**Goal**
The required output is the line that contains "Transcribe the text in this document." plus every line after it in the listing below, copied exactly as it appears.

**Entries supplied**
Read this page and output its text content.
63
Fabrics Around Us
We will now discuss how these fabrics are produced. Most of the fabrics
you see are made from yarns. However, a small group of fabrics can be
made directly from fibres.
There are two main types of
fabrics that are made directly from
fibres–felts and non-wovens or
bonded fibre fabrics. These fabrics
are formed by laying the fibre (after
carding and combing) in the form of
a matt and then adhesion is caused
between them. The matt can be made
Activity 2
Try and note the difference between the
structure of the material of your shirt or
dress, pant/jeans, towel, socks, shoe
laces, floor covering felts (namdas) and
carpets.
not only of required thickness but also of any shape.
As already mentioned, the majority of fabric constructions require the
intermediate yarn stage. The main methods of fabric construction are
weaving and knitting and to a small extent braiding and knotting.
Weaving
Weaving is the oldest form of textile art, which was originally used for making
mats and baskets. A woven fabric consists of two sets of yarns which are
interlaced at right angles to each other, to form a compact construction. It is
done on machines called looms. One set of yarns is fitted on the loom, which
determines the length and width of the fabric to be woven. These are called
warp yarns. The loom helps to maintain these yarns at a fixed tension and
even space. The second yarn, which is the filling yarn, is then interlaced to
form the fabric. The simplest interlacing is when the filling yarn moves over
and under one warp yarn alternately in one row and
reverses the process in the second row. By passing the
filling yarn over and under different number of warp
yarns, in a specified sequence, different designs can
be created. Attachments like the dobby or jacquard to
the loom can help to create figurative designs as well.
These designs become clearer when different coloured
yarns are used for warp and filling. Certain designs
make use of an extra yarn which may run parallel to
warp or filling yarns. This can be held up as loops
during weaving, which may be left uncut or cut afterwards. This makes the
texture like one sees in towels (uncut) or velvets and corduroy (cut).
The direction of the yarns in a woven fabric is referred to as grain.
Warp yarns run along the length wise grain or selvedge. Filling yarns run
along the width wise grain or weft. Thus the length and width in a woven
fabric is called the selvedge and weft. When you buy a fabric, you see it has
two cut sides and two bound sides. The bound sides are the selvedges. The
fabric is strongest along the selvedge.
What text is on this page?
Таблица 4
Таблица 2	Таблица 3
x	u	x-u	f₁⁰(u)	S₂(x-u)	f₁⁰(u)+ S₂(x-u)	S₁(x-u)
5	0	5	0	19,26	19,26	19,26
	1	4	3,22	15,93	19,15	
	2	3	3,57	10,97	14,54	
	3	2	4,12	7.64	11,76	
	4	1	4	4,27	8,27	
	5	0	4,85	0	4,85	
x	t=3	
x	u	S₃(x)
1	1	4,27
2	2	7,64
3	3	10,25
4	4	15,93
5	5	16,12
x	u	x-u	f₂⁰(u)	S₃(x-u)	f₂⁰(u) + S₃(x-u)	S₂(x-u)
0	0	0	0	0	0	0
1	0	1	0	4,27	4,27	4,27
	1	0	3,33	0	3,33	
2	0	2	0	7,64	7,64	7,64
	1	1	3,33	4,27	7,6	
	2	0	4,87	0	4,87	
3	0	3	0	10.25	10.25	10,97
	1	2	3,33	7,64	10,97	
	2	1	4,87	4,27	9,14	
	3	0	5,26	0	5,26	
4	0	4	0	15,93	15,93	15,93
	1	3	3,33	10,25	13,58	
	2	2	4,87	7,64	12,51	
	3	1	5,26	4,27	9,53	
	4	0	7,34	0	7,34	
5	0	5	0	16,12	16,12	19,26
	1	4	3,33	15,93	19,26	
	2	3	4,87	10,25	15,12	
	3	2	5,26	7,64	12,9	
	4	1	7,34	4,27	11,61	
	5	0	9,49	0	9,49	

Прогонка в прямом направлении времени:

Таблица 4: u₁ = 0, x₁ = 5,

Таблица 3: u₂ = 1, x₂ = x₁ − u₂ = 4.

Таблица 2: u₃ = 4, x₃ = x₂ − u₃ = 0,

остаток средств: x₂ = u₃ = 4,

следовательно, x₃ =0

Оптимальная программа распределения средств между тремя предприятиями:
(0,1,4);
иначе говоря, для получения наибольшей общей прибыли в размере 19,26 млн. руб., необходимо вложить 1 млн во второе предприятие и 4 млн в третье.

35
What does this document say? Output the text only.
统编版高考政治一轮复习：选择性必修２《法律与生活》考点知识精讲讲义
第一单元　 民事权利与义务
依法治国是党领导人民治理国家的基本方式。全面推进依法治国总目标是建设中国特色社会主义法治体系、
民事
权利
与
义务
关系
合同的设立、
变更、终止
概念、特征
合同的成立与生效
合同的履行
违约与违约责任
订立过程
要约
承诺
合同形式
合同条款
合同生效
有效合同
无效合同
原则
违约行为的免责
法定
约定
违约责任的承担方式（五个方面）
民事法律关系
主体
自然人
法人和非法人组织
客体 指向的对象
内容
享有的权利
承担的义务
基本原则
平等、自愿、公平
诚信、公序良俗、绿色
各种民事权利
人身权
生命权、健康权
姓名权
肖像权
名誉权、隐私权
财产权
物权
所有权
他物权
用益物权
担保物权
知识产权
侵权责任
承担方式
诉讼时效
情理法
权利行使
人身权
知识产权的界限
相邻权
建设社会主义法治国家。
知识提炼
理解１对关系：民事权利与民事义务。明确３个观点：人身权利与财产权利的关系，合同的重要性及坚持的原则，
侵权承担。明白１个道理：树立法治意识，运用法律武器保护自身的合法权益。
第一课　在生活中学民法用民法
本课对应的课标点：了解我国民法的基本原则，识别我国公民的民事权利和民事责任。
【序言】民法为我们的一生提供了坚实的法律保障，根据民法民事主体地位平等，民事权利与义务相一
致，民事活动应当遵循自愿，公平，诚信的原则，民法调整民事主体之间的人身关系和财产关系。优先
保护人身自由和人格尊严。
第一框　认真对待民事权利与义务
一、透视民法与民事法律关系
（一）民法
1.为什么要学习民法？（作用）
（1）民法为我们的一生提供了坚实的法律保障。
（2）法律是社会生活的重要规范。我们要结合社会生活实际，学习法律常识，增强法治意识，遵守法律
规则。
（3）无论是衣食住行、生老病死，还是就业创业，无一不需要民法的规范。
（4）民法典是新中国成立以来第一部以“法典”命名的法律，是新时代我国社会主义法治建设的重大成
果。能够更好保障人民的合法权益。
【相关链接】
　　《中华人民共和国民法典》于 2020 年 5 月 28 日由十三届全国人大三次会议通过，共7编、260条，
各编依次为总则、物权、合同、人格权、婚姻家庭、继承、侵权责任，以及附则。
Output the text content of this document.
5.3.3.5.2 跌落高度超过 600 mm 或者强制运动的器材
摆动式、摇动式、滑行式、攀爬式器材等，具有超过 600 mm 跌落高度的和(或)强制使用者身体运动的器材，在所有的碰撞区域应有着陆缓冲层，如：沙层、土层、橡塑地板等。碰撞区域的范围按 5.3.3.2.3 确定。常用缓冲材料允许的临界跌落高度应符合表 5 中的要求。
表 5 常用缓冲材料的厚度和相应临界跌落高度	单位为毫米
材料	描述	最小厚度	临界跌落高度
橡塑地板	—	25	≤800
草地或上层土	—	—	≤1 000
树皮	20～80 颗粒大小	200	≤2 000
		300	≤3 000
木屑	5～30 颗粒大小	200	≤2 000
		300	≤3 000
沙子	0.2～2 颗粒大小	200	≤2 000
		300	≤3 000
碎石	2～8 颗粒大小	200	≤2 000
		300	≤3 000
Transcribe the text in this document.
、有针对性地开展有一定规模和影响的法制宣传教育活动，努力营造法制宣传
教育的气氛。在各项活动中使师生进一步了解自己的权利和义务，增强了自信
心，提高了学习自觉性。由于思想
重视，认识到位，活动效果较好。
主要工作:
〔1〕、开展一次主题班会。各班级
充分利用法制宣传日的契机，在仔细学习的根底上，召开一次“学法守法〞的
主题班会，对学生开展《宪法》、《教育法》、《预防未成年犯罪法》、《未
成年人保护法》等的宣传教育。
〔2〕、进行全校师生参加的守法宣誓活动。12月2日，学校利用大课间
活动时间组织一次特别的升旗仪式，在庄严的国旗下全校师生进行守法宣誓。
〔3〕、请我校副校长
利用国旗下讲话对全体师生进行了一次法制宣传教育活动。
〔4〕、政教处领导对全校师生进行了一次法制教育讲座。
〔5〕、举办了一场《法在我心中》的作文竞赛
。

**Complete answer**
Transcribe the text in this document.
、有针对性地开展有一定规模和影响的法制宣传教育活动，努力营造法制宣传
教育的气氛。在各项活动中使师生进一步了解自己的权利和义务，增强了自信
心，提高了学习自觉性。由于思想
重视，认识到位，活动效果较好。
主要工作:
〔1〕、开展一次主题班会。各班级
充分利用法制宣传日的契机，在仔细学习的根底上，召开一次“学法守法〞的
主题班会，对学生开展《宪法》、《教育法》、《预防未成年犯罪法》、《未
成年人保护法》等的宣传教育。
〔2〕、进行全校师生参加的守法宣誓活动。12月2日，学校利用大课间
活动时间组织一次特别的升旗仪式，在庄严的国旗下全校师生进行守法宣誓。
〔3〕、请我校副校长
利用国旗下讲话对全体师生进行了一次法制宣传教育活动。
〔4〕、政教处领导对全校师生进行了一次法制教育讲座。
〔5〕、举办了一场《法在我心中》的作文竞赛
。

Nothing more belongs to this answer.